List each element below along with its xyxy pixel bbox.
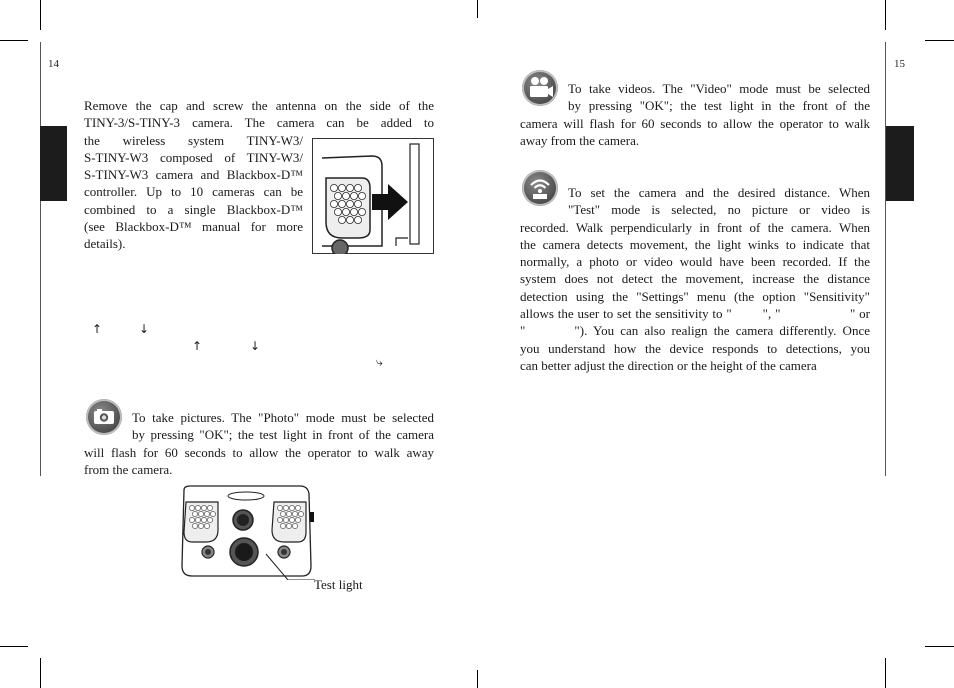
text-line: " "). You can also realign the camera differently. Once <box>520 323 870 339</box>
text-line: Remove the cap and screw the antenna on the side of the <box>84 98 434 113</box>
test-paragraph <box>520 184 870 374</box>
text-line: normally, a photo or video would have been recorded. If the <box>520 254 870 270</box>
text-line: system does not detect the movement, increase the distance <box>520 271 870 287</box>
test-light-caption: Test light <box>314 577 363 592</box>
text-line: camera will flash for 60 seconds to allow the operator to walk <box>520 115 870 131</box>
section-tab-left <box>40 126 67 201</box>
text-line: from the camera. <box>84 461 173 477</box>
text-line: "Test" mode is selected, no picture or video is <box>568 202 870 218</box>
text-line: S-TINY-W3 camera and Blackbox-D™ <box>84 167 303 183</box>
page-edge <box>885 42 886 476</box>
crop-mark <box>885 0 886 30</box>
up-arrow-icon: ↑ <box>192 339 203 353</box>
crop-mark <box>477 0 478 18</box>
text-line: TINY-3/S-TINY-3 camera. The camera can be added to <box>84 115 434 131</box>
camera-front-illustration <box>180 484 315 580</box>
text-line: (see Blackbox-D™ manual for more <box>84 219 303 235</box>
text-line: the wireless system TINY-W3/ <box>84 132 303 148</box>
text-line: by pressing "OK"; the test light in front of the camera <box>132 427 434 443</box>
page-number-left: 14 <box>48 58 59 70</box>
crop-mark <box>40 0 41 30</box>
text-line: To set the camera and the desired distance. When <box>568 185 870 200</box>
crop-mark <box>925 40 954 41</box>
text-line: by pressing "OK"; the test light in the front of the <box>568 98 870 114</box>
down-arrow-icon: ↓ <box>250 339 261 353</box>
crop-mark <box>0 40 28 41</box>
crop-mark <box>885 658 886 688</box>
crop-mark <box>925 646 954 647</box>
text-line: combined to a single Blackbox-D™ <box>84 201 303 217</box>
text-line: controller. Up to 10 cameras can be <box>84 184 303 200</box>
photo-paragraph <box>84 409 434 478</box>
crop-mark <box>40 658 41 688</box>
return-arrow-icon: ⤷ <box>376 355 383 369</box>
text-line: To take videos. The "Video" mode must be selected <box>568 81 870 96</box>
crop-mark <box>0 646 28 647</box>
text-line: S-TINY-W3 composed of TINY-W3/ <box>84 149 303 165</box>
text-line: the camera detects movement, the light winks to indicate that <box>520 236 870 252</box>
text-line: allows the user to set the sensitivity to " ", " " or <box>520 306 870 322</box>
video-paragraph <box>520 80 870 149</box>
text-line: recorded. Walk perpendicularly in front of the camera. When <box>520 219 870 235</box>
crop-mark <box>477 670 478 688</box>
text-line: details). <box>84 236 126 252</box>
text-line: To take pictures. The "Photo" mode must be selected <box>132 410 434 425</box>
text-line: will flash for 60 seconds to allow the operator to walk away <box>84 444 434 460</box>
section-tab-right <box>886 126 914 201</box>
page-edge <box>40 42 41 476</box>
text-line: can better adjust the direction or the height of the camera <box>520 357 817 373</box>
page-number-right: 15 <box>894 58 905 70</box>
text-line: away from the camera. <box>520 132 640 148</box>
down-arrow-icon: ↓ <box>139 322 150 336</box>
text-line: detection using the "Settings" menu (the option "Sensitivity" <box>520 288 870 304</box>
text-line: you understand how the device responds to detections, you <box>520 340 870 356</box>
antenna-illustration <box>312 138 434 254</box>
up-arrow-icon: ↑ <box>92 322 103 336</box>
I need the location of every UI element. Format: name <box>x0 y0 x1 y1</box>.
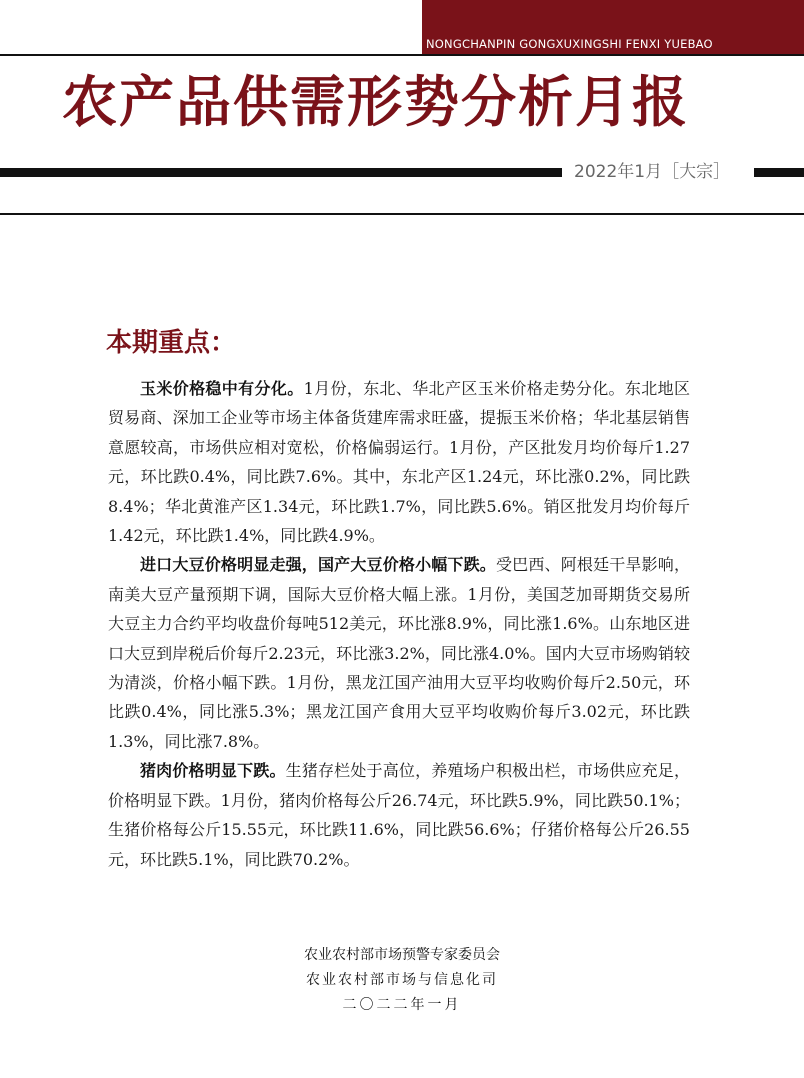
paragraph-text: 1月份，东北、华北产区玉米价格走势分化。东北地区贸易商、深加工企业等市场主体备货建库需求旺盛，提振玉米价格；华北基层销售意愿较高，市场供应相对宽松，价格偏弱运行。1月份，产区批发月均价每斤1.27元，环比跌0.4%，同比跌7.6%。其中，东北产区1.24元，环比涨0.2%，同比跌8.4%；华北黄淮产区1.34元，环比跌1.7%，同比跌5.6%。销区批发月均价每斤1.42元，环比跌1.4%，同比跌4.9%。 <box>108 379 690 546</box>
section-heading: 本期重点： <box>106 328 237 358</box>
title-rule-right <box>754 168 804 177</box>
paragraph-text: 生猪存栏处于高位，养殖场户积极出栏，市场供应充足，价格明显下跌。1月份，猪肉价格每公斤26.74元，环比跌5.9%，同比跌50.1%；生猪价格每公斤15.55元，环比跌11.6%，同比跌56.6%；仔猪价格每公斤26.55元，环比跌5.1%，同比跌70.2%。 <box>108 761 690 869</box>
paragraph-soybean <box>108 550 690 756</box>
title-rule-left <box>0 168 562 177</box>
header-bottom-rule <box>0 213 804 215</box>
footer-department: 农业农村部市场与信息化司 <box>306 972 498 988</box>
publisher-footer <box>0 943 804 1018</box>
paragraph-lead: 进口大豆价格明显走强，国产大豆价格小幅下跌。 <box>140 555 496 575</box>
paragraph-lead: 玉米价格稳中有分化。 <box>140 379 304 398</box>
paragraph-lead: 猪肉价格明显下跌。 <box>140 761 286 781</box>
highlights-body <box>108 374 690 874</box>
issue-label: 2022年1月［大宗］ <box>574 162 731 182</box>
paragraph-text: 受巴西、阿根廷干旱影响，南美大豆产量预期下调，国际大豆价格大幅上涨。1月份，美国芝加哥期货交易所大豆主力合约平均收盘价每吨512美元，环比涨8.9%，同比涨1.6%。山东地区进口大豆到岸税后价每斤2.23元，环比涨3.2%，同比涨4.0%。国内大豆市场购销较为清淡，价格小幅下跌。1月份，黑龙江国产油用大豆平均收购价每斤2.50元，环比跌0.4%，同比涨5.3%；黑龙江国产食用大豆平均收购价每斤3.02元，环比跌1.3%，同比涨7.8%。 <box>108 555 690 751</box>
paragraph-pork <box>108 756 690 874</box>
top-rule <box>0 54 804 56</box>
footer-date: 二〇二二年一月 <box>342 997 462 1013</box>
paragraph-corn <box>108 374 690 550</box>
banner-pinyin-text: NONGCHANPIN GONGXUXINGSHI FENXI YUEBAO <box>426 37 713 51</box>
footer-committee: 农业农村部市场预警专家委员会 <box>304 947 500 963</box>
page-title: 农产品供需形势分析月报 <box>62 70 690 134</box>
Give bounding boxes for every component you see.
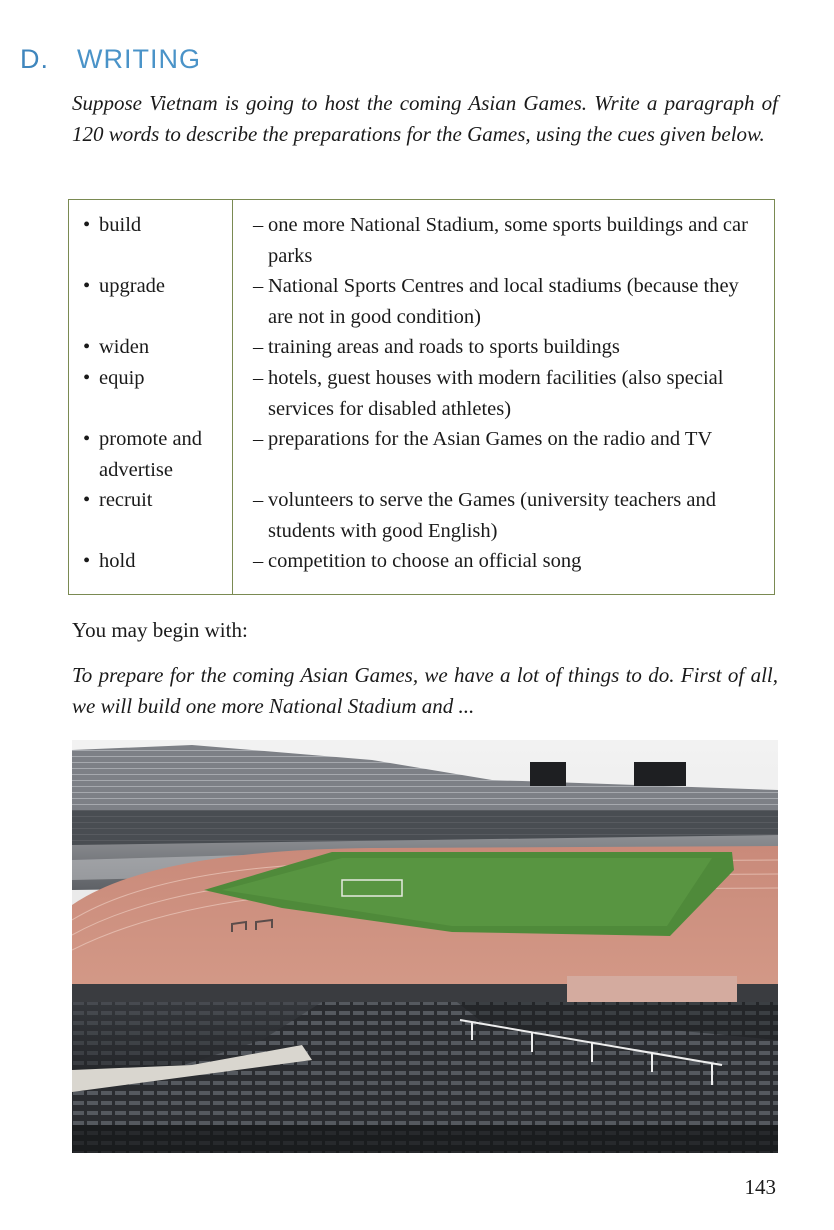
cue-description: – training areas and roads to sports buildings [253,336,620,358]
cue-verb: • hold [83,550,136,572]
section-letter: D. [20,44,49,74]
task-instructions: Suppose Vietnam is going to host the coming Asian Games. Write a paragraph of 120 words to describe the preparations for the Games, using the cues given below. [72,91,778,146]
cue-verb: • build [83,214,142,236]
section-heading [20,44,201,75]
cue-description: – one more National Stadium, some sports buildings and car parks [253,214,748,267]
begin-sample-text: To prepare for the coming Asian Games, we have a lot of things to do. First of all, we will build one more National Stadium and ... [72,663,778,718]
cue-description: – hotels, guest houses with modern facilities (also special services for disabled athletes) [253,367,724,420]
cue-description: – volunteers to serve the Games (university teachers and students with good English) [253,489,716,542]
cue-verb: • promote and advertise [83,428,203,481]
cue-description: – National Sports Centres and local stadiums (because they are not in good condition) [253,275,739,328]
cue-table-divider [232,200,233,594]
section-title: WRITING [77,44,201,74]
stadium-photo [72,740,778,1153]
cue-description: – preparations for the Asian Games on the radio and TV [253,428,713,450]
cue-verb: • widen [83,336,150,358]
cue-verb: • equip [83,367,145,389]
cue-verb: • recruit [83,489,153,511]
page-number: 143 [744,1175,776,1199]
cue-table [68,199,775,595]
cue-verb: • upgrade [83,275,166,297]
cue-description: – competition to choose an official song [253,550,582,572]
begin-label: You may begin with: [72,618,248,642]
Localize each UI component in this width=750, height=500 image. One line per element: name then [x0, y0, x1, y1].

What the exercise asks: Which lines above contain the string "with"? Return each of them in full, treating uppercase and lowercase as different.

Reply to the exercise:
List each element below along with its xyxy pixel bbox.
cue-description: – hotels, guest houses with modern facilities (also special services for disabled athletes) [253,367,724,420]
cue-description: – volunteers to serve the Games (university teachers and students with good English) [253,489,716,542]
begin-label: You may begin with: [72,618,248,642]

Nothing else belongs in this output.